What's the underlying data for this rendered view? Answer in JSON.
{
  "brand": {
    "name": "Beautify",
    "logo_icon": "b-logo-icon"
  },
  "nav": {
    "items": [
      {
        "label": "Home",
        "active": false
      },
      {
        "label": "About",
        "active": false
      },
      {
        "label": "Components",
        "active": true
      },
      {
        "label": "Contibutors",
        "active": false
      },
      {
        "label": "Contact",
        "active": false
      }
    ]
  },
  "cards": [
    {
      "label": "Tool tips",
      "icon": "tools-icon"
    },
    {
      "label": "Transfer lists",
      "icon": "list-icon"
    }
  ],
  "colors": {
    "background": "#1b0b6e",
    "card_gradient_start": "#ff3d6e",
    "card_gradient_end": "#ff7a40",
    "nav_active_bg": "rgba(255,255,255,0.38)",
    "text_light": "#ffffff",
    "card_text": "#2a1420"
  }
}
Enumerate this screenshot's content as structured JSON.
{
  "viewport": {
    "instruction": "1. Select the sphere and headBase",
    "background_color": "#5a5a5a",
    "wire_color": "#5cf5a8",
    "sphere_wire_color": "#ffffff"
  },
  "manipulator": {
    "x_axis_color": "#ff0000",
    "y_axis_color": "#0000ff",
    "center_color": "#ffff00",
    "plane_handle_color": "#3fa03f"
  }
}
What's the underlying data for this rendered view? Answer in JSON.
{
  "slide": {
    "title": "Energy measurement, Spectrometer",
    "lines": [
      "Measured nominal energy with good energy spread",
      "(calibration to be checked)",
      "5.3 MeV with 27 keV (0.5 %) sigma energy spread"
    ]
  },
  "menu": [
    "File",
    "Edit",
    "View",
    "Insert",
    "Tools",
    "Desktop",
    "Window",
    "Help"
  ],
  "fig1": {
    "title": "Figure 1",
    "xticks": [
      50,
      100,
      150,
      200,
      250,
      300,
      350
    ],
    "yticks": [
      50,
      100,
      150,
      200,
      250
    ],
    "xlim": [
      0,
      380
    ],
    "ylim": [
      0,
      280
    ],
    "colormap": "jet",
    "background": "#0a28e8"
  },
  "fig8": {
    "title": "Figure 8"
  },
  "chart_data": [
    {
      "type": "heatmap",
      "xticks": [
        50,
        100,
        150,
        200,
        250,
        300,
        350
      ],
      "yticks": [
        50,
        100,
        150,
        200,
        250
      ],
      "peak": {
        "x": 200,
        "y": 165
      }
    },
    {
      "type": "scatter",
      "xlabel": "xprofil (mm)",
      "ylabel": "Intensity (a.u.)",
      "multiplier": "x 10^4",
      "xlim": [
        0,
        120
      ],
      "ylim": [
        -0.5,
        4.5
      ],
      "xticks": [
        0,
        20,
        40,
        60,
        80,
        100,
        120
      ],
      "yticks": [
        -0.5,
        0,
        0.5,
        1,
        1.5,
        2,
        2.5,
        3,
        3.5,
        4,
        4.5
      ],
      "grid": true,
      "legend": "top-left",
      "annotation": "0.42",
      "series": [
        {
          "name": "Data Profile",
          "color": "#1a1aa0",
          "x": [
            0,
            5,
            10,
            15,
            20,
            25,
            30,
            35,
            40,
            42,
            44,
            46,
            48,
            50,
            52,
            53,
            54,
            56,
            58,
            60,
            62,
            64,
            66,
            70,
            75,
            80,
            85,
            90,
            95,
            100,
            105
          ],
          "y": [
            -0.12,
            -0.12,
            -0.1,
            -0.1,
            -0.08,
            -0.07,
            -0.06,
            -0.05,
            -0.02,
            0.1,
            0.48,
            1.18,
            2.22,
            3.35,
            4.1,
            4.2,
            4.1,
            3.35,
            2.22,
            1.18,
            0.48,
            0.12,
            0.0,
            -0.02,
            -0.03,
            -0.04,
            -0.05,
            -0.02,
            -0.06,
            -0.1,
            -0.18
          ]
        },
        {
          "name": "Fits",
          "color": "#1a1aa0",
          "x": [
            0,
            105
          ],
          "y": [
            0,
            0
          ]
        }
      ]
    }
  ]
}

What the task requires:
Reproduce each entry above exactly, keeping every word.

Answer to this task:
What's the underlying data for this rendered view? Answer in JSON.
{
  "brand": {
    "name": "Beautify",
    "logo_icon": "b-logo-icon"
  },
  "nav": {
    "items": [
      {
        "label": "Home",
        "active": false
      },
      {
        "label": "About",
        "active": false
      },
      {
        "label": "Components",
        "active": true
      },
      {
        "label": "Contibutors",
        "active": false
      },
      {
        "label": "Contact",
        "active": false
      }
    ]
  },
  "cards": [
    {
      "label": "Tool tips",
      "icon": "tools-icon"
    },
    {
      "label": "Transfer lists",
      "icon": "list-icon"
    }
  ],
  "colors": {
    "background": "#1b0b6e",
    "card_gradient_start": "#ff3d6e",
    "card_gradient_end": "#ff7a40",
    "nav_active_bg": "rgba(255,255,255,0.38)",
    "text_light": "#ffffff",
    "card_text": "#2a1420"
  }
}
Enumerate this screenshot's content as structured JSON.
{
  "viewport": {
    "instruction": "1. Select the sphere and headBase",
    "background_color": "#5a5a5a",
    "wire_color": "#5cf5a8",
    "sphere_wire_color": "#ffffff"
  },
  "manipulator": {
    "x_axis_color": "#ff0000",
    "y_axis_color": "#0000ff",
    "center_color": "#ffff00",
    "plane_handle_color": "#3fa03f"
  }
}
What's the underlying data for this rendered view? Answer in JSON.
{
  "slide": {
    "title": "Energy measurement, Spectrometer",
    "lines": [
      "Measured nominal energy with good energy spread",
      "(calibration to be checked)",
      "5.3 MeV with 27 keV (0.5 %) sigma energy spread"
    ]
  },
  "menu": [
    "File",
    "Edit",
    "View",
    "Insert",
    "Tools",
    "Desktop",
    "Window",
    "Help"
  ],
  "fig1": {
    "title": "Figure 1",
    "xticks": [
      50,
      100,
      150,
      200,
      250,
      300,
      350
    ],
    "yticks": [
      50,
      100,
      150,
      200,
      250
    ],
    "xlim": [
      0,
      380
    ],
    "ylim": [
      0,
      280
    ],
    "colormap": "jet",
    "background": "#0a28e8"
  },
  "fig8": {
    "title": "Figure 8"
  },
  "chart_data": [
    {
      "type": "heatmap",
      "xticks": [
        50,
        100,
        150,
        200,
        250,
        300,
        350
      ],
      "yticks": [
        50,
        100,
        150,
        200,
        250
      ],
      "peak": {
        "x": 200,
        "y": 165
      }
    },
    {
      "type": "scatter",
      "xlabel": "xprofil (mm)",
      "ylabel": "Intensity (a.u.)",
      "multiplier": "x 10^4",
      "xlim": [
        0,
        120
      ],
      "ylim": [
        -0.5,
        4.5
      ],
      "xticks": [
        0,
        20,
        40,
        60,
        80,
        100,
        120
      ],
      "yticks": [
        -0.5,
        0,
        0.5,
        1,
        1.5,
        2,
        2.5,
        3,
        3.5,
        4,
        4.5
      ],
      "grid": true,
      "legend": "top-left",
      "annotation": "0.42",
      "series": [
        {
          "name": "Data Profile",
          "color": "#1a1aa0",
          "x": [
            0,
            5,
            10,
            15,
            20,
            25,
            30,
            35,
            40,
            42,
            44,
            46,
            48,
            50,
            52,
            53,
            54,
            56,
            58,
            60,
            62,
            64,
            66,
            70,
            75,
            80,
            85,
            90,
            95,
            100,
            105
          ],
          "y": [
            -0.12,
            -0.12,
            -0.1,
            -0.1,
            -0.08,
            -0.07,
            -0.06,
            -0.05,
            -0.02,
            0.1,
            0.48,
            1.18,
            2.22,
            3.35,
            4.1,
            4.2,
            4.1,
            3.35,
            2.22,
            1.18,
            0.48,
            0.12,
            0.0,
            -0.02,
            -0.03,
            -0.04,
            -0.05,
            -0.02,
            -0.06,
            -0.1,
            -0.18
          ]
        },
        {
          "name": "Fits",
          "color": "#1a1aa0",
          "x": [
            0,
            105
          ],
          "y": [
            0,
            0
          ]
        }
      ]
    }
  ]
}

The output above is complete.